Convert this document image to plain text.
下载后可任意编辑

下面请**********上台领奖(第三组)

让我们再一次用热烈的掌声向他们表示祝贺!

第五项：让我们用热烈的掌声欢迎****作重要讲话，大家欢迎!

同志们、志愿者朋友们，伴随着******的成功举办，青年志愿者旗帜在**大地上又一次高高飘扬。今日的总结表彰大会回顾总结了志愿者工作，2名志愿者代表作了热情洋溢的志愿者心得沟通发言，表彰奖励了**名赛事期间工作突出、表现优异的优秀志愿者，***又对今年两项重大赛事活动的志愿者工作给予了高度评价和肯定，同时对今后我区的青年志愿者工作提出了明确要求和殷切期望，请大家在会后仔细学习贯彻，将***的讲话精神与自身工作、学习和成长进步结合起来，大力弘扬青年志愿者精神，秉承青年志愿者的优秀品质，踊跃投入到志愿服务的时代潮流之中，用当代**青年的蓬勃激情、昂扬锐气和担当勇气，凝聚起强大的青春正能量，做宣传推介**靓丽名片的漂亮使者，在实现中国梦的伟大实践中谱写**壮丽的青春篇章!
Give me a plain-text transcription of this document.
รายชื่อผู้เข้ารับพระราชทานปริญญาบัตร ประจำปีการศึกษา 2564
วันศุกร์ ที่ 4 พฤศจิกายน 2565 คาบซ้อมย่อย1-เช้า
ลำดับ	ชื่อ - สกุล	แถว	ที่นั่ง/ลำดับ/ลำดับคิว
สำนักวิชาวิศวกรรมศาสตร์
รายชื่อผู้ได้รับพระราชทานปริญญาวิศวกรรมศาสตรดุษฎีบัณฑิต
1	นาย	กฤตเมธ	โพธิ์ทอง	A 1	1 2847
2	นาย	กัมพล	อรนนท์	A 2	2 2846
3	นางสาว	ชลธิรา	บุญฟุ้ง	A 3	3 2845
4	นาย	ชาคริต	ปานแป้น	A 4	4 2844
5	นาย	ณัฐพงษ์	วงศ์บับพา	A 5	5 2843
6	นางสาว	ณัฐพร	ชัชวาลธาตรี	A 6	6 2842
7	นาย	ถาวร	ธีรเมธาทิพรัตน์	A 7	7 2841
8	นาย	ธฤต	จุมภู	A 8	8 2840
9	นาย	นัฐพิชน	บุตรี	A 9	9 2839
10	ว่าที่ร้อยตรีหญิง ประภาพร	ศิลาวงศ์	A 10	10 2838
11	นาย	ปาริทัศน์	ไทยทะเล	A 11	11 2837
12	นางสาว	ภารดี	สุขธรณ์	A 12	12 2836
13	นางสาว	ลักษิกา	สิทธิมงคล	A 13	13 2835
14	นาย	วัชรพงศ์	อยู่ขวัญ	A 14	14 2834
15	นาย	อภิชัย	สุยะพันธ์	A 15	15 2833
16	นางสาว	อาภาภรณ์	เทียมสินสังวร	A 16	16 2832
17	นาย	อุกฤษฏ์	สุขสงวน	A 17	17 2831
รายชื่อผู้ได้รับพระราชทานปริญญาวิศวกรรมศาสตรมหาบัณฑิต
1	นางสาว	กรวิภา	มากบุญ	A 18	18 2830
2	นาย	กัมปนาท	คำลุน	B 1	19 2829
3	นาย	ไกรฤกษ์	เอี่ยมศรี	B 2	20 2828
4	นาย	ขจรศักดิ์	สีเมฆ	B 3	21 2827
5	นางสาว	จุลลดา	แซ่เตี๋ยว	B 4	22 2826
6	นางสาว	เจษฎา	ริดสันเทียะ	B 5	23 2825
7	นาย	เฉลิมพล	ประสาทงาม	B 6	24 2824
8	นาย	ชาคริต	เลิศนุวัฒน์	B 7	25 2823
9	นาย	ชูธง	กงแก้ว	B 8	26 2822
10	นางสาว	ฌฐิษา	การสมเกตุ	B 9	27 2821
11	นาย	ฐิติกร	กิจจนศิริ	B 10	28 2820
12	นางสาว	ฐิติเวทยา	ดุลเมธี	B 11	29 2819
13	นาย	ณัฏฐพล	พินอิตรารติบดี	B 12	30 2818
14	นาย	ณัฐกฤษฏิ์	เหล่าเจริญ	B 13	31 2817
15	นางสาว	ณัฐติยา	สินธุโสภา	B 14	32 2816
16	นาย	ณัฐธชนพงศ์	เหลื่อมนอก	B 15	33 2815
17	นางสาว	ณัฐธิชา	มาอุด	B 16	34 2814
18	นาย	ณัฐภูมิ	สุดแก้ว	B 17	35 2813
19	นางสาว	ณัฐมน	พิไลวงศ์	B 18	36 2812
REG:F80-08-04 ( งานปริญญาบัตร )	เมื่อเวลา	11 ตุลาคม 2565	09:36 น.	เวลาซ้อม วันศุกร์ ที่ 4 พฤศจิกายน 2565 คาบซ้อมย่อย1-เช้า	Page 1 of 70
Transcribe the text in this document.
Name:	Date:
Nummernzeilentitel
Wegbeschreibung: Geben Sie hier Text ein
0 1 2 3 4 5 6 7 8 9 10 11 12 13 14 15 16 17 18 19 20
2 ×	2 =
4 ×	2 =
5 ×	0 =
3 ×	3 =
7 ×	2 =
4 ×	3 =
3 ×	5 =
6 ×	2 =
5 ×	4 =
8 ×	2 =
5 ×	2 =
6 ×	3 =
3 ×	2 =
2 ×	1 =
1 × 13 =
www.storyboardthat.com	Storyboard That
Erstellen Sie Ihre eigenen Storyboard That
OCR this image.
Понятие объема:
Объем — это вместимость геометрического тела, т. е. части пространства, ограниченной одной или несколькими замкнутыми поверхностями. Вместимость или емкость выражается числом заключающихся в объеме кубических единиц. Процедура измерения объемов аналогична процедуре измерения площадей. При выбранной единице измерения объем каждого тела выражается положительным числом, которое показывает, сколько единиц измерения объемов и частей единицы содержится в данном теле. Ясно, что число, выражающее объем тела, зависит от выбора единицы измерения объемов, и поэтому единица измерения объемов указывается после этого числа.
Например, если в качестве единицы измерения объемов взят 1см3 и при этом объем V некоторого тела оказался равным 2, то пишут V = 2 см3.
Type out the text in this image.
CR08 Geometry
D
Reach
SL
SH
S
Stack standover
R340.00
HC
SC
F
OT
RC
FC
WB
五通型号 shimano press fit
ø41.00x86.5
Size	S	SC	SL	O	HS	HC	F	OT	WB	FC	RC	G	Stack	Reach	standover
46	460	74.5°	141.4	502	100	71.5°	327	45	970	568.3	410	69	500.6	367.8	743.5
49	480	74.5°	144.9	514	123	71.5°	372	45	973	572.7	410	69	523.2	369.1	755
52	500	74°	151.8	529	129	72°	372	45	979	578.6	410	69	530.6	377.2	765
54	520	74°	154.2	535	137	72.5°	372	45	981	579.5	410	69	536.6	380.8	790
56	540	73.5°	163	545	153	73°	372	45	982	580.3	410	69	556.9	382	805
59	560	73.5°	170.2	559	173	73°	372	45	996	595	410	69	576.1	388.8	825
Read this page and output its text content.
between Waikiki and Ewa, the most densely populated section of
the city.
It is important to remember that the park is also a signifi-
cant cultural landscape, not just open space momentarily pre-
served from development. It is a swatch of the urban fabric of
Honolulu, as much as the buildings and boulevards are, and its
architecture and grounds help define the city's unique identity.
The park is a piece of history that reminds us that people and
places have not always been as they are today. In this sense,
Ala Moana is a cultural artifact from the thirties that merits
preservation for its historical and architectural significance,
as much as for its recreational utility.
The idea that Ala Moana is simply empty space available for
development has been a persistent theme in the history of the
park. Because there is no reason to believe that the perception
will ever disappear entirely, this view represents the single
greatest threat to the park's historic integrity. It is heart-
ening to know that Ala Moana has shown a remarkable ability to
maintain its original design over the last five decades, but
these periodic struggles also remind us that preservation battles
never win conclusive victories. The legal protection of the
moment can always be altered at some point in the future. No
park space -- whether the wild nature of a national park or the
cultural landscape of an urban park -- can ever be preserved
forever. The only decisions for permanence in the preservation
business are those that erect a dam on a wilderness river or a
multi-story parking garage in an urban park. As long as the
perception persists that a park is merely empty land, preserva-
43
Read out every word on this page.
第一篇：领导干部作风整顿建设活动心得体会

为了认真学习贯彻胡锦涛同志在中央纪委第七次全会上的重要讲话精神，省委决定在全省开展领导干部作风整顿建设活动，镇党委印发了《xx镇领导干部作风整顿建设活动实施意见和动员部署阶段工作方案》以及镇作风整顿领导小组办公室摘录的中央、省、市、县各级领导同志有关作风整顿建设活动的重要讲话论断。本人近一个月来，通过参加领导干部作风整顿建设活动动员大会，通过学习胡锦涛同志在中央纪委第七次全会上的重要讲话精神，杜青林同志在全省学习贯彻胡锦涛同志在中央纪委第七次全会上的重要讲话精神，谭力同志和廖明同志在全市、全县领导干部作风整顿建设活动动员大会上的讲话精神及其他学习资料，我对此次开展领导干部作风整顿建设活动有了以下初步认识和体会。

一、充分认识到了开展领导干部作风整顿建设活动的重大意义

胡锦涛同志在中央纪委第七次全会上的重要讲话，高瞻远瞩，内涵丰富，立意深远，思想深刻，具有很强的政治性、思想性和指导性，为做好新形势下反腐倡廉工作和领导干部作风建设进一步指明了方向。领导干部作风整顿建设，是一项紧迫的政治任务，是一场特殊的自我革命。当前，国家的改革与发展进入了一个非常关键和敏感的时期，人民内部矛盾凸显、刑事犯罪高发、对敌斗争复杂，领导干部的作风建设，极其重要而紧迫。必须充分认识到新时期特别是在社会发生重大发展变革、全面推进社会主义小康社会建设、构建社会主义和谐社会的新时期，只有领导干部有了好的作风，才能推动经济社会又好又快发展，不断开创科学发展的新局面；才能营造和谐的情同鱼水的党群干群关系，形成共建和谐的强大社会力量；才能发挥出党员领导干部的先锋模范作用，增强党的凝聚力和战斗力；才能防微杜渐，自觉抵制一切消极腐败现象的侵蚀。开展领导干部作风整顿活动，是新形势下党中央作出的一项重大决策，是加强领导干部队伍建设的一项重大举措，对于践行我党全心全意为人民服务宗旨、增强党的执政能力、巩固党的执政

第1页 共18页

* * *

Aim of the exercise —
Select the lines in this material that hold the word "Moana", leaving none out.

Result —
Ala Moana is a cultural artifact from the thirties that merits
The idea that Ala Moana is simply empty space available for
ening to know that Ala Moana has shown a remarkable ability to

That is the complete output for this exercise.